The answer must consist of every line below that holds the word "Thomasaufträge".

[Document page data]
########

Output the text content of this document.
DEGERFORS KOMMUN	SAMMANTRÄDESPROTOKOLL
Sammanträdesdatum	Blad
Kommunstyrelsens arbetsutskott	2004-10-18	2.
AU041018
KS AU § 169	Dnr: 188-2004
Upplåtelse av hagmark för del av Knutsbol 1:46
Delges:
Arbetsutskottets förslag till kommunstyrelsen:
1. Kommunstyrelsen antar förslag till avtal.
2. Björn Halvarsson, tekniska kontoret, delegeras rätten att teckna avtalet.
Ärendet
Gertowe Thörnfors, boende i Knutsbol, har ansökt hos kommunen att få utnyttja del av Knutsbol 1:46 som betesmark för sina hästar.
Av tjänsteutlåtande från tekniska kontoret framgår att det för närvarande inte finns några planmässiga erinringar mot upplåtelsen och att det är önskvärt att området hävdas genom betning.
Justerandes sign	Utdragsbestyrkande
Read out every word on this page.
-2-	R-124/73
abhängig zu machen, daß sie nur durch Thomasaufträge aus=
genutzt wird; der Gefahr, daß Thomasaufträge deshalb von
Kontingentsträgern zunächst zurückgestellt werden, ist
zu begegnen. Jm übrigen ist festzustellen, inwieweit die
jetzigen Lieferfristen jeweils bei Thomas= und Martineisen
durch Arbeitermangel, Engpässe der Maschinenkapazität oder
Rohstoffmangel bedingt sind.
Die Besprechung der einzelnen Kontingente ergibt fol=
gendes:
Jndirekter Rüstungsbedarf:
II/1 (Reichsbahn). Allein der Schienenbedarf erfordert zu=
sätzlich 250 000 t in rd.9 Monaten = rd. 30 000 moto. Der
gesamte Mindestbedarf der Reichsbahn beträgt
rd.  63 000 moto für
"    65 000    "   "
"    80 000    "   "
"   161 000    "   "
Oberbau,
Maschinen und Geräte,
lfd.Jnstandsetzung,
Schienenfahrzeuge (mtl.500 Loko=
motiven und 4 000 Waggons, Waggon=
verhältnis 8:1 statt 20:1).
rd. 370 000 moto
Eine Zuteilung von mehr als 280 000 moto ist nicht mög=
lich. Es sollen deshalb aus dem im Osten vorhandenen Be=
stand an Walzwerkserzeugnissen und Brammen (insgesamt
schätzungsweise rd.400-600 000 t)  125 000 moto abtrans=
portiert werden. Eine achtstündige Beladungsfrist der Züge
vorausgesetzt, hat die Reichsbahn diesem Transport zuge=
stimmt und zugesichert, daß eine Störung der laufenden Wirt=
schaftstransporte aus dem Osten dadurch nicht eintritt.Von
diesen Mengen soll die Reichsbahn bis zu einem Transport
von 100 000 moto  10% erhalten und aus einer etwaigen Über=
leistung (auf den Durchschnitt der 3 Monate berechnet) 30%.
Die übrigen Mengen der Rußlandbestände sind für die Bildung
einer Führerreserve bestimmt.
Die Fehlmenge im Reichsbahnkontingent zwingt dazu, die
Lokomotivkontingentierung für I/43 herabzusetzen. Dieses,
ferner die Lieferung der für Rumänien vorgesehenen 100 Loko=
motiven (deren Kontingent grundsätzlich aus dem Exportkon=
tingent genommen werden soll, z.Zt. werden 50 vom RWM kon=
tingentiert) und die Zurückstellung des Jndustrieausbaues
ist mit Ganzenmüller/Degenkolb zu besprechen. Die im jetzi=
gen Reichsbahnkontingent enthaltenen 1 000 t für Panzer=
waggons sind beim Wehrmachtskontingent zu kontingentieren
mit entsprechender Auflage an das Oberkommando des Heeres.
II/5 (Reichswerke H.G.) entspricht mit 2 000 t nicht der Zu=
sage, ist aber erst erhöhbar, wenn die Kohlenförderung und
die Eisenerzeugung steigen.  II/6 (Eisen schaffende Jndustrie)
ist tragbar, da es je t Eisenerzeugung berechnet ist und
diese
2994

########

→ **Result**:
abhängig zu machen, daß sie nur durch Thomasaufträge aus=
genutzt wird; der Gefahr, daß Thomasaufträge deshalb von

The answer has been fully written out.